### [Reading passage]
━━━━━━━━━━━━━━━━

# Open water species - not Cyps



## cbbub (Dec 27, 2009)

I currently have a 55g hexagon setup. Lots of rockwork, whole back wall covered with a real rock background, two piles of rocks one on right front one on left front. There is an open sand area in the middle, and lots of live anubias both tall and short. I have these fish:

6 Tang. Irsacae Gobies
2 Juli. Transciptus (pair)
4 Alto. Comp Lufubu Red 
8 Cyp. Leptosoma Kerenge
2 BN Pleco

I got them all as juveniles. The Julis started as 6 and I removed (with great difficulty) the extras. The Altos pared themselves down to four, I do not yet know the sexes. The gobies have been by far the happiest. There is one pair now that is attempting to breed (eating their own eggs?) and the rest are still happy bouncing around the rocks.

━━━━━━━━━━━━━━━━

### [Given information]

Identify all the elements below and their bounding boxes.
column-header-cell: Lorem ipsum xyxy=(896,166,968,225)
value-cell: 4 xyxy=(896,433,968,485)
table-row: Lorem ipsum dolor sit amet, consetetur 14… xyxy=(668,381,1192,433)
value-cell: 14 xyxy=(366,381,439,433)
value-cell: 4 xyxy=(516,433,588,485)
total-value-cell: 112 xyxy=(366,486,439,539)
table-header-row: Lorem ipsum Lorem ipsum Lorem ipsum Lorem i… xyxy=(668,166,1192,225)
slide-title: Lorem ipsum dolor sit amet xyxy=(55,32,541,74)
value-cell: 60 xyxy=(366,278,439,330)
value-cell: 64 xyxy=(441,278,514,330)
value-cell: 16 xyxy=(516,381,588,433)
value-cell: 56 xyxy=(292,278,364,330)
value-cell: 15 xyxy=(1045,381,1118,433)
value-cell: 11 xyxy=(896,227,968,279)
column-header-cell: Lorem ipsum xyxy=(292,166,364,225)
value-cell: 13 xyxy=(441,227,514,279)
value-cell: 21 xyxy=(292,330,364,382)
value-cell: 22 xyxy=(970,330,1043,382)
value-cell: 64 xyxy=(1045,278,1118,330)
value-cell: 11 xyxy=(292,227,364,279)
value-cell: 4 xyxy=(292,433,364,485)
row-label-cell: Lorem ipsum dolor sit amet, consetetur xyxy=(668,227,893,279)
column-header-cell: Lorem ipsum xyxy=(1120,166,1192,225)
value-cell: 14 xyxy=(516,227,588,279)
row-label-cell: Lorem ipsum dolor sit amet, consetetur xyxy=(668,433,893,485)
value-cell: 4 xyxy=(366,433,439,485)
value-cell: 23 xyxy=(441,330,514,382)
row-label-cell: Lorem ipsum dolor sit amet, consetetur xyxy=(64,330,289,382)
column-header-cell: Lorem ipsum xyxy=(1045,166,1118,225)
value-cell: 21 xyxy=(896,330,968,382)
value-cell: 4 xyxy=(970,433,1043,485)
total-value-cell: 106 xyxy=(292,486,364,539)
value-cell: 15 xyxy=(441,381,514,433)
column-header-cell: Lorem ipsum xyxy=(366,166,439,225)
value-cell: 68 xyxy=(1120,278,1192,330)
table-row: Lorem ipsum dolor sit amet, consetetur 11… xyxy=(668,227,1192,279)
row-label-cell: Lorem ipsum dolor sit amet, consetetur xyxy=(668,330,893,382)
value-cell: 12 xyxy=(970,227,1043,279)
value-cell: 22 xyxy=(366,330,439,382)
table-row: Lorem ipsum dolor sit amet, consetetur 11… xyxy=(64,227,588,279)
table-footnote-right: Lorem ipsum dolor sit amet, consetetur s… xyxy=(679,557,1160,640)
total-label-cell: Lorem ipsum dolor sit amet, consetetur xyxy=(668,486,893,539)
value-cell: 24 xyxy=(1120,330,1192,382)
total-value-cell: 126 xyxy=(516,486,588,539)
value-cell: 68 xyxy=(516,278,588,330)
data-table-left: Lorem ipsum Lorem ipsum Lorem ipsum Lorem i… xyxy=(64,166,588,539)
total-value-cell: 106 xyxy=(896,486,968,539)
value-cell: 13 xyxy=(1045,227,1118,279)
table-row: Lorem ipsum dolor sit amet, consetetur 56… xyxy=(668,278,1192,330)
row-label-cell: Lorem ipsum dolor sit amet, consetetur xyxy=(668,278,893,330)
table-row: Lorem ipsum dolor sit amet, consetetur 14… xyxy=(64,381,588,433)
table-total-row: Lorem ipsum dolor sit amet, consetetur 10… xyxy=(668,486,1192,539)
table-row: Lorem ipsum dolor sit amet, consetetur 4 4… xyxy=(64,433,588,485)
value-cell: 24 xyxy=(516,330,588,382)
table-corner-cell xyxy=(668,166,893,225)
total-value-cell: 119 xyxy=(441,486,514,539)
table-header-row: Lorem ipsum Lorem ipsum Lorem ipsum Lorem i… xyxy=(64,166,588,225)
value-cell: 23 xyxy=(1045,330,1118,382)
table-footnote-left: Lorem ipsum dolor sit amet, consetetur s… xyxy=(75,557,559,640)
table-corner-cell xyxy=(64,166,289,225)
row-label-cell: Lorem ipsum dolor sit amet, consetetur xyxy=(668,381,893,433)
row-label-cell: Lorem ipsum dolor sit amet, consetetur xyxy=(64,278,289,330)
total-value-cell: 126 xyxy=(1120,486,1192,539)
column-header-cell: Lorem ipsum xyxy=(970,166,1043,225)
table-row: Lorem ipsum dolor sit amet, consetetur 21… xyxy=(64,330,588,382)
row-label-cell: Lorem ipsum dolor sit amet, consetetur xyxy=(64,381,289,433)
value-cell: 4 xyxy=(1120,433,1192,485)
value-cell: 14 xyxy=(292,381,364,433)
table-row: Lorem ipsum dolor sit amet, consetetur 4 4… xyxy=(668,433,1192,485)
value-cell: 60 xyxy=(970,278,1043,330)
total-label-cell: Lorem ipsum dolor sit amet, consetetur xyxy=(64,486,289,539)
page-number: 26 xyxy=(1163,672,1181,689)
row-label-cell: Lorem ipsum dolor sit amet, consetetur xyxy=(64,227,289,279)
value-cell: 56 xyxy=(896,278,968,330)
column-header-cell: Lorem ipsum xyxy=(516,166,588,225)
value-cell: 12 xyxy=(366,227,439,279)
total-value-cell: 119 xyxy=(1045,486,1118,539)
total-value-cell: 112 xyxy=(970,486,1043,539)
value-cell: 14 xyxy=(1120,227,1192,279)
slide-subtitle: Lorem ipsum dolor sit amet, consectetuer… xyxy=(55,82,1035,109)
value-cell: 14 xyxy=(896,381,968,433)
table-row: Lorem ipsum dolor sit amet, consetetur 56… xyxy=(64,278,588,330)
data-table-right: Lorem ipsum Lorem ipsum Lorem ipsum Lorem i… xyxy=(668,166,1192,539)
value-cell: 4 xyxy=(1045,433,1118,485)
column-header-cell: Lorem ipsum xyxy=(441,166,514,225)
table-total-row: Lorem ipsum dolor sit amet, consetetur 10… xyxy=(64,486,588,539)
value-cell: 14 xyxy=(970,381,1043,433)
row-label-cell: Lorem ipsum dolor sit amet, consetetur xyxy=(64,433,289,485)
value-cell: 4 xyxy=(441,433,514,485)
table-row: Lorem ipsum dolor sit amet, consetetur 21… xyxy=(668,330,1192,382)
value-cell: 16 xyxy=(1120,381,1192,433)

━━━━━━━━━━━━━━━━

### [Directives]
a – List every fish group the forum post gives as part of the tank's stock, with the count shown for each.
b – Write out everything in the forum post from "I currently have" down to "around the rocks.", renaming "anubias" as "java fern".
c – According to the forum post, how many Julis were there at the start?

### [Full answers]
a –
6 Tang. Irsacae Gobies
2 Juli. Transciptus (pair)
4 Alto. Comp Lufubu Red
8 Cyp. Leptosoma Kerenge
2 BN Pleco

b –
I currently have a 55g hexagon setup. Lots of rockwork, whole back wall covered with a real rock background, two piles of rocks one on right front one on left front. There is an open sand area in the middle, and lots of live java fern both tall and short. I have these fish:

6 Tang. Irsacae Gobies
2 Juli. Transciptus (pair)
4 Alto. Comp Lufubu Red 
8 Cyp. Leptosoma Kerenge
2 BN Pleco

I got them all as juveniles. The Julis started as 6 and I removed (with great difficulty) the extras. The Altos pared themselves down to four, I do not yet know the sexes. The gobies have been by far the happiest. There is one pair now that is attempting to breed (eating their own eggs?) and the rest are still happy bouncing around the rocks.

c – Six.